### Exercise aim
Type out the records that follow, exactly as given.

### Material to process
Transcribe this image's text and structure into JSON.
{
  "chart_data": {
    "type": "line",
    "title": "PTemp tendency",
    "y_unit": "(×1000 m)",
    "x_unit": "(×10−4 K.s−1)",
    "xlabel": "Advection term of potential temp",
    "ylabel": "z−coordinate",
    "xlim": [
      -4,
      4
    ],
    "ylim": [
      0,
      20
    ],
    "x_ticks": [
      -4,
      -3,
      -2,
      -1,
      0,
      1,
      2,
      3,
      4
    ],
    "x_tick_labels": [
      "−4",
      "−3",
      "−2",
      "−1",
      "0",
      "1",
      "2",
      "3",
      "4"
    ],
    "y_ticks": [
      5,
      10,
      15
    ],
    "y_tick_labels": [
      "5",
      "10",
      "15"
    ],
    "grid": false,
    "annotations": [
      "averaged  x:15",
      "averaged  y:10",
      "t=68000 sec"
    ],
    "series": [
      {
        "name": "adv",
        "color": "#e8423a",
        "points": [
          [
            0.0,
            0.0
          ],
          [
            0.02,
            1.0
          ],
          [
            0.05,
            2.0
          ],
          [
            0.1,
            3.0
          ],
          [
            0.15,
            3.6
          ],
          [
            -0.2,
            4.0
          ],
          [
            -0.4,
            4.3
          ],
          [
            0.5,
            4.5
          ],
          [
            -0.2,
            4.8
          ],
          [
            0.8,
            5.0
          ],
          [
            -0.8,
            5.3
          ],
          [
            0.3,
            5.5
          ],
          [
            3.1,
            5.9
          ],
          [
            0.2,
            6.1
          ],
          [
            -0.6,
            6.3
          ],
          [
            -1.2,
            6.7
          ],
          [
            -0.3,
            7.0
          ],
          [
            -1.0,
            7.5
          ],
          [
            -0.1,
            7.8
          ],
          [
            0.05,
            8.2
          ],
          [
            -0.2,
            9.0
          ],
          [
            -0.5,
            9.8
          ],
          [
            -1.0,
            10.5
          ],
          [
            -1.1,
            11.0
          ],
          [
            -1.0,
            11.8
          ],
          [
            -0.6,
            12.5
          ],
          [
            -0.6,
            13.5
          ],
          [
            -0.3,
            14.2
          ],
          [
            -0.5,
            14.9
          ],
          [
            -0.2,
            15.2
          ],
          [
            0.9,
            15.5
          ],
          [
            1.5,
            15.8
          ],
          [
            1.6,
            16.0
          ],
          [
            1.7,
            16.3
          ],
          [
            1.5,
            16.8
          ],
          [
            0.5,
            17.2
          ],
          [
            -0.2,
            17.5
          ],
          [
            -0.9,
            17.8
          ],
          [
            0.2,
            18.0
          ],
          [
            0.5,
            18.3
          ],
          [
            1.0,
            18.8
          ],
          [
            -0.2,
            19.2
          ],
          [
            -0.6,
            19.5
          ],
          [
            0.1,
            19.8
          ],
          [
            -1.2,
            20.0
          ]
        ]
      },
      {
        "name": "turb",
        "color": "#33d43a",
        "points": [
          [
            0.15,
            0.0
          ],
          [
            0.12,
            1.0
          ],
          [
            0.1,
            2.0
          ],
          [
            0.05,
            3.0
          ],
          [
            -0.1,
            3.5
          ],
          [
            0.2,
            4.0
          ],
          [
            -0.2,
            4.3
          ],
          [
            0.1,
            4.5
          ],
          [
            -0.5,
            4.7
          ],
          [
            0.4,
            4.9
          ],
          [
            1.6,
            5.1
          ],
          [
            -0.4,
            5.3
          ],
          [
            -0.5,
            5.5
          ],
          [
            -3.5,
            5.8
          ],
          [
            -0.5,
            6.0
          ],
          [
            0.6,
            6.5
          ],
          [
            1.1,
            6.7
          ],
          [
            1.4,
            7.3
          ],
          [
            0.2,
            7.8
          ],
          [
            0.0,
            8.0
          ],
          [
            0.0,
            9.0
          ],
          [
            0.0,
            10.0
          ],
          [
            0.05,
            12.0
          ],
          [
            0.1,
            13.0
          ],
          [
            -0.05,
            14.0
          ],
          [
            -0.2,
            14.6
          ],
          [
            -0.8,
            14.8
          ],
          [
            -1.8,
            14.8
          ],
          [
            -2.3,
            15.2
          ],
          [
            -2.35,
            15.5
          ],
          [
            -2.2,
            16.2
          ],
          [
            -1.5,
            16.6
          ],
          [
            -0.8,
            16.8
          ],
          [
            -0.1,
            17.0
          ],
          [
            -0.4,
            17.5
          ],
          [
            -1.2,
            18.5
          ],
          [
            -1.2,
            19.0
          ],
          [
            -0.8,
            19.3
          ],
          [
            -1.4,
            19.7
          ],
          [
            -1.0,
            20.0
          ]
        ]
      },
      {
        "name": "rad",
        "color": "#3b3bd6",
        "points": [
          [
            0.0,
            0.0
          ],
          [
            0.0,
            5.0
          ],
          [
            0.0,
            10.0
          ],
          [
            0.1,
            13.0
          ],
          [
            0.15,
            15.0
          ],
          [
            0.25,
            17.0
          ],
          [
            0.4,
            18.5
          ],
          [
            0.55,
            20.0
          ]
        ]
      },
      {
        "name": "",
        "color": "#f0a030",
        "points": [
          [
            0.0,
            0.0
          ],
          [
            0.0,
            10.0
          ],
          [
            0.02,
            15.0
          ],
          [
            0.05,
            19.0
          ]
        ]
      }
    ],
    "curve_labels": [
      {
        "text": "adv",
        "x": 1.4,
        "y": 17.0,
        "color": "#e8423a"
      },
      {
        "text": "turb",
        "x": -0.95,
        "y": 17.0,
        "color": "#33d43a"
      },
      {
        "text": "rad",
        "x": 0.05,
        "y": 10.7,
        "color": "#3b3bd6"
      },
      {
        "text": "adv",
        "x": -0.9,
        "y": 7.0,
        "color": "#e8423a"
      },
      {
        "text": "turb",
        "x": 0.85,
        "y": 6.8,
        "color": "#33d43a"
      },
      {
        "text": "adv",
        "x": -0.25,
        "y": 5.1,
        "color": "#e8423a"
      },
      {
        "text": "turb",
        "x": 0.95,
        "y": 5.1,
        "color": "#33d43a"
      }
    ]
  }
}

### Full answer
Transcribe this image's text and structure into JSON.
{
  "chart_data": {
    "type": "line",
    "title": "PTemp tendency",
    "y_unit": "(×1000 m)",
    "x_unit": "(×10−4 K.s−1)",
    "xlabel": "Advection term of potential temp",
    "ylabel": "z−coordinate",
    "xlim": [
      -4,
      4
    ],
    "ylim": [
      0,
      20
    ],
    "x_ticks": [
      -4,
      -3,
      -2,
      -1,
      0,
      1,
      2,
      3,
      4
    ],
    "x_tick_labels": [
      "−4",
      "−3",
      "−2",
      "−1",
      "0",
      "1",
      "2",
      "3",
      "4"
    ],
    "y_ticks": [
      5,
      10,
      15
    ],
    "y_tick_labels": [
      "5",
      "10",
      "15"
    ],
    "grid": false,
    "annotations": [
      "averaged  x:15",
      "averaged  y:10",
      "t=68000 sec"
    ],
    "series": [
      {
        "name": "adv",
        "color": "#e8423a",
        "points": [
          [
            0.0,
            0.0
          ],
          [
            0.02,
            1.0
          ],
          [
            0.05,
            2.0
          ],
          [
            0.1,
            3.0
          ],
          [
            0.15,
            3.6
          ],
          [
            -0.2,
            4.0
          ],
          [
            -0.4,
            4.3
          ],
          [
            0.5,
            4.5
          ],
          [
            -0.2,
            4.8
          ],
          [
            0.8,
            5.0
          ],
          [
            -0.8,
            5.3
          ],
          [
            0.3,
            5.5
          ],
          [
            3.1,
            5.9
          ],
          [
            0.2,
            6.1
          ],
          [
            -0.6,
            6.3
          ],
          [
            -1.2,
            6.7
          ],
          [
            -0.3,
            7.0
          ],
          [
            -1.0,
            7.5
          ],
          [
            -0.1,
            7.8
          ],
          [
            0.05,
            8.2
          ],
          [
            -0.2,
            9.0
          ],
          [
            -0.5,
            9.8
          ],
          [
            -1.0,
            10.5
          ],
          [
            -1.1,
            11.0
          ],
          [
            -1.0,
            11.8
          ],
          [
            -0.6,
            12.5
          ],
          [
            -0.6,
            13.5
          ],
          [
            -0.3,
            14.2
          ],
          [
            -0.5,
            14.9
          ],
          [
            -0.2,
            15.2
          ],
          [
            0.9,
            15.5
          ],
          [
            1.5,
            15.8
          ],
          [
            1.6,
            16.0
          ],
          [
            1.7,
            16.3
          ],
          [
            1.5,
            16.8
          ],
          [
            0.5,
            17.2
          ],
          [
            -0.2,
            17.5
          ],
          [
            -0.9,
            17.8
          ],
          [
            0.2,
            18.0
          ],
          [
            0.5,
            18.3
          ],
          [
            1.0,
            18.8
          ],
          [
            -0.2,
            19.2
          ],
          [
            -0.6,
            19.5
          ],
          [
            0.1,
            19.8
          ],
          [
            -1.2,
            20.0
          ]
        ]
      },
      {
        "name": "turb",
        "color": "#33d43a",
        "points": [
          [
            0.15,
            0.0
          ],
          [
            0.12,
            1.0
          ],
          [
            0.1,
            2.0
          ],
          [
            0.05,
            3.0
          ],
          [
            -0.1,
            3.5
          ],
          [
            0.2,
            4.0
          ],
          [
            -0.2,
            4.3
          ],
          [
            0.1,
            4.5
          ],
          [
            -0.5,
            4.7
          ],
          [
            0.4,
            4.9
          ],
          [
            1.6,
            5.1
          ],
          [
            -0.4,
            5.3
          ],
          [
            -0.5,
            5.5
          ],
          [
            -3.5,
            5.8
          ],
          [
            -0.5,
            6.0
          ],
          [
            0.6,
            6.5
          ],
          [
            1.1,
            6.7
          ],
          [
            1.4,
            7.3
          ],
          [
            0.2,
            7.8
          ],
          [
            0.0,
            8.0
          ],
          [
            0.0,
            9.0
          ],
          [
            0.0,
            10.0
          ],
          [
            0.05,
            12.0
          ],
          [
            0.1,
            13.0
          ],
          [
            -0.05,
            14.0
          ],
          [
            -0.2,
            14.6
          ],
          [
            -0.8,
            14.8
          ],
          [
            -1.8,
            14.8
          ],
          [
            -2.3,
            15.2
          ],
          [
            -2.35,
            15.5
          ],
          [
            -2.2,
            16.2
          ],
          [
            -1.5,
            16.6
          ],
          [
            -0.8,
            16.8
          ],
          [
            -0.1,
            17.0
          ],
          [
            -0.4,
            17.5
          ],
          [
            -1.2,
            18.5
          ],
          [
            -1.2,
            19.0
          ],
          [
            -0.8,
            19.3
          ],
          [
            -1.4,
            19.7
          ],
          [
            -1.0,
            20.0
          ]
        ]
      },
      {
        "name": "rad",
        "color": "#3b3bd6",
        "points": [
          [
            0.0,
            0.0
          ],
          [
            0.0,
            5.0
          ],
          [
            0.0,
            10.0
          ],
          [
            0.1,
            13.0
          ],
          [
            0.15,
            15.0
          ],
          [
            0.25,
            17.0
          ],
          [
            0.4,
            18.5
          ],
          [
            0.55,
            20.0
          ]
        ]
      },
      {
        "name": "",
        "color": "#f0a030",
        "points": [
          [
            0.0,
            0.0
          ],
          [
            0.0,
            10.0
          ],
          [
            0.02,
            15.0
          ],
          [
            0.05,
            19.0
          ]
        ]
      }
    ],
    "curve_labels": [
      {
        "text": "adv",
        "x": 1.4,
        "y": 17.0,
        "color": "#e8423a"
      },
      {
        "text": "turb",
        "x": -0.95,
        "y": 17.0,
        "color": "#33d43a"
      },
      {
        "text": "rad",
        "x": 0.05,
        "y": 10.7,
        "color": "#3b3bd6"
      },
      {
        "text": "adv",
        "x": -0.9,
        "y": 7.0,
        "color": "#e8423a"
      },
      {
        "text": "turb",
        "x": 0.85,
        "y": 6.8,
        "color": "#33d43a"
      },
      {
        "text": "adv",
        "x": -0.25,
        "y": 5.1,
        "color": "#e8423a"
      },
      {
        "text": "turb",
        "x": 0.95,
        "y": 5.1,
        "color": "#33d43a"
      }
    ]
  }
}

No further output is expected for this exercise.